___ Records supplied ___
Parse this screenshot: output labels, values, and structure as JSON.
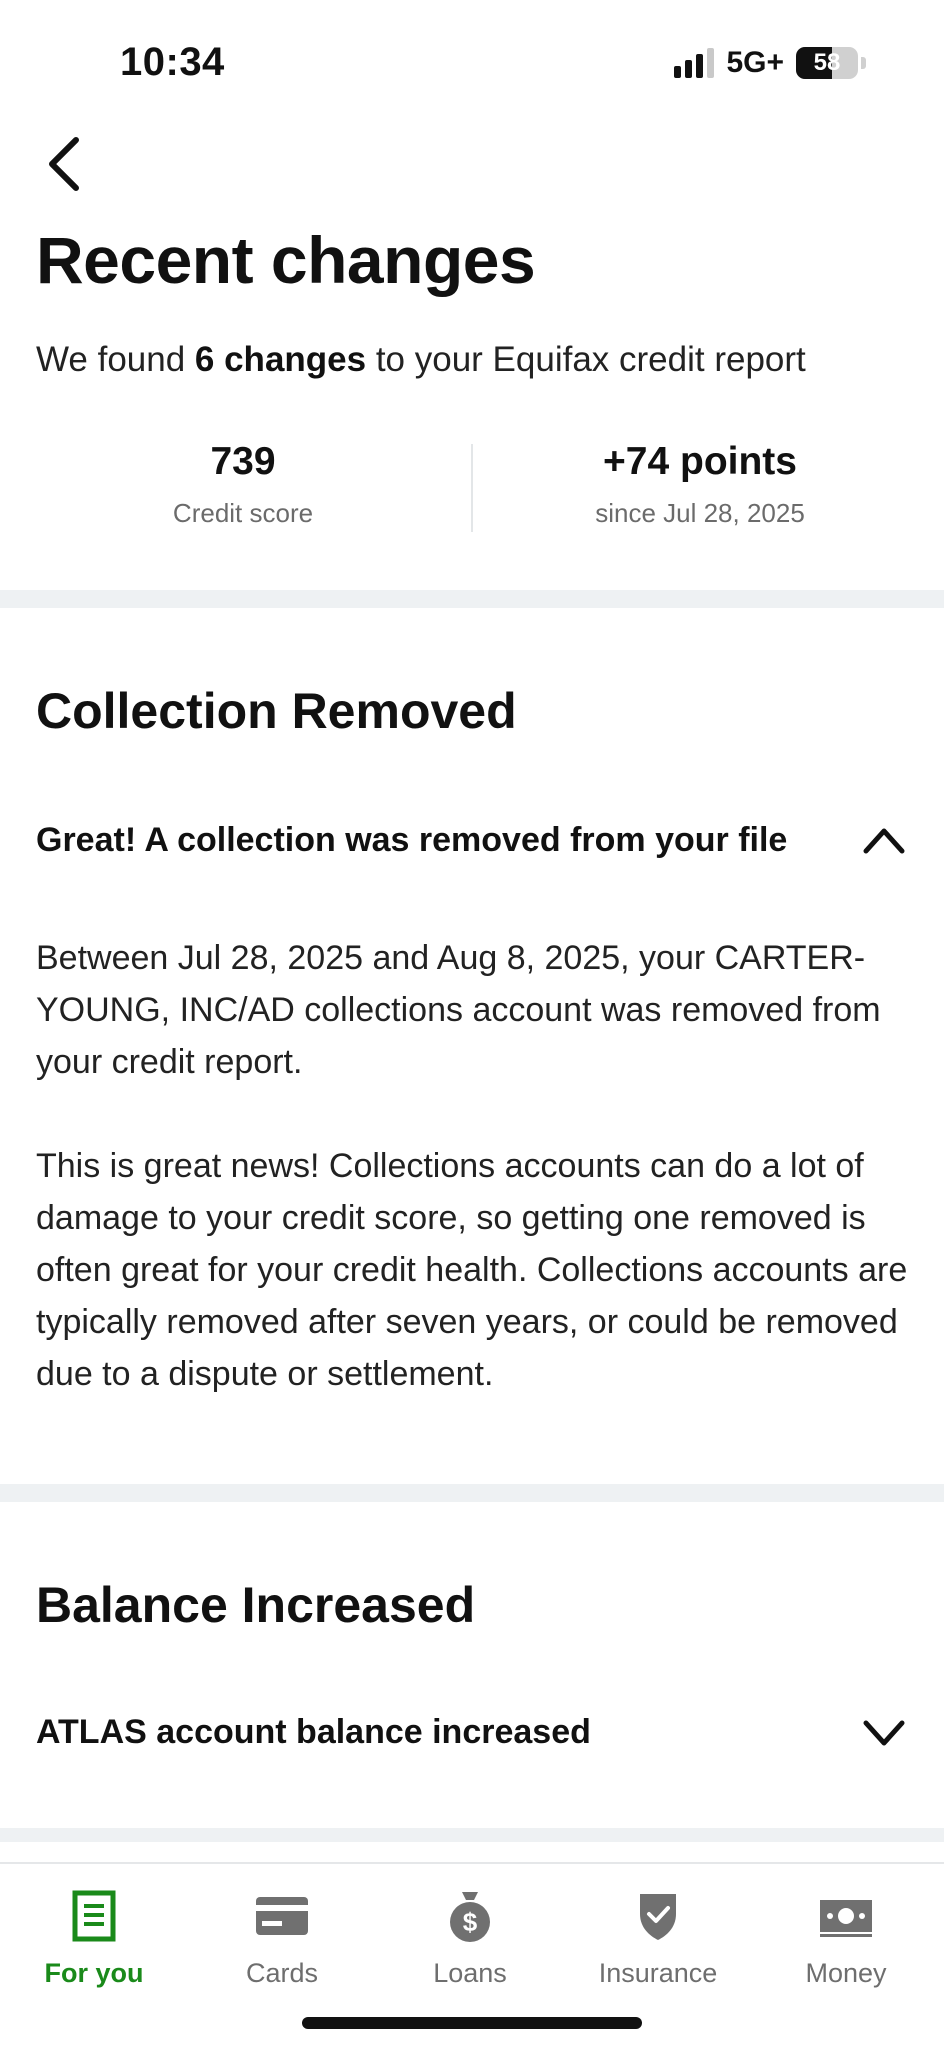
{
  "status_bar": {
    "time": "10:34",
    "network": "5G+",
    "battery_level": "58",
    "battery_fraction": 0.58
  },
  "header": {
    "back_icon": "chevron-left-icon",
    "title": "Recent changes",
    "summary_prefix": "We found ",
    "summary_bold": "6 changes",
    "summary_suffix": " to your Equifax credit report"
  },
  "stats": {
    "score_value": "739",
    "score_label": "Credit score",
    "change_value": "+74 points",
    "change_label": "since Jul 28, 2025"
  },
  "sections": [
    {
      "title": "Collection Removed",
      "row_label": "Great! A collection was removed from your file",
      "expanded": true,
      "toggle_icon": "chevron-up-icon",
      "paragraphs": [
        "Between Jul 28, 2025 and Aug 8, 2025, your CARTER-YOUNG, INC/AD collections account was removed from your credit report.",
        "This is great news! Collections accounts can do a lot of damage to your credit score, so getting one removed is often great for your credit health. Collections accounts are typically removed after seven years, or could be removed due to a dispute or settlement."
      ]
    },
    {
      "title": "Balance Increased",
      "row_label": "ATLAS account balance increased",
      "expanded": false,
      "toggle_icon": "chevron-down-icon"
    }
  ],
  "tabbar": {
    "items": [
      {
        "label": "For you",
        "icon": "document-icon",
        "active": true
      },
      {
        "label": "Cards",
        "icon": "credit-card-icon",
        "active": false
      },
      {
        "label": "Loans",
        "icon": "money-bag-icon",
        "active": false
      },
      {
        "label": "Insurance",
        "icon": "shield-check-icon",
        "active": false
      },
      {
        "label": "Money",
        "icon": "cash-icon",
        "active": false
      }
    ]
  },
  "colors": {
    "accent_green": "#1a8a1a",
    "inactive_icon": "#6e6e6e",
    "separator": "#eef1f3"
  }
}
___
# Job
Write every entry out again exactly, dropping the pictures.

# Answer below
Parse this screenshot: output labels, values, and structure as JSON.
{
  "status_bar": {
    "time": "10:34",
    "network": "5G+",
    "battery_level": "58",
    "battery_fraction": 0.58
  },
  "header": {
    "back_icon": "chevron-left-icon",
    "title": "Recent changes",
    "summary_prefix": "We found ",
    "summary_bold": "6 changes",
    "summary_suffix": " to your Equifax credit report"
  },
  "stats": {
    "score_value": "739",
    "score_label": "Credit score",
    "change_value": "+74 points",
    "change_label": "since Jul 28, 2025"
  },
  "sections": [
    {
      "title": "Collection Removed",
      "row_label": "Great! A collection was removed from your file",
      "expanded": true,
      "toggle_icon": "chevron-up-icon",
      "paragraphs": [
        "Between Jul 28, 2025 and Aug 8, 2025, your CARTER-YOUNG, INC/AD collections account was removed from your credit report.",
        "This is great news! Collections accounts can do a lot of damage to your credit score, so getting one removed is often great for your credit health. Collections accounts are typically removed after seven years, or could be removed due to a dispute or settlement."
      ]
    },
    {
      "title": "Balance Increased",
      "row_label": "ATLAS account balance increased",
      "expanded": false,
      "toggle_icon": "chevron-down-icon"
    }
  ],
  "tabbar": {
    "items": [
      {
        "label": "For you",
        "icon": "document-icon",
        "active": true
      },
      {
        "label": "Cards",
        "icon": "credit-card-icon",
        "active": false
      },
      {
        "label": "Loans",
        "icon": "money-bag-icon",
        "active": false
      },
      {
        "label": "Insurance",
        "icon": "shield-check-icon",
        "active": false
      },
      {
        "label": "Money",
        "icon": "cash-icon",
        "active": false
      }
    ]
  },
  "colors": {
    "accent_green": "#1a8a1a",
    "inactive_icon": "#6e6e6e",
    "separator": "#eef1f3"
  }
}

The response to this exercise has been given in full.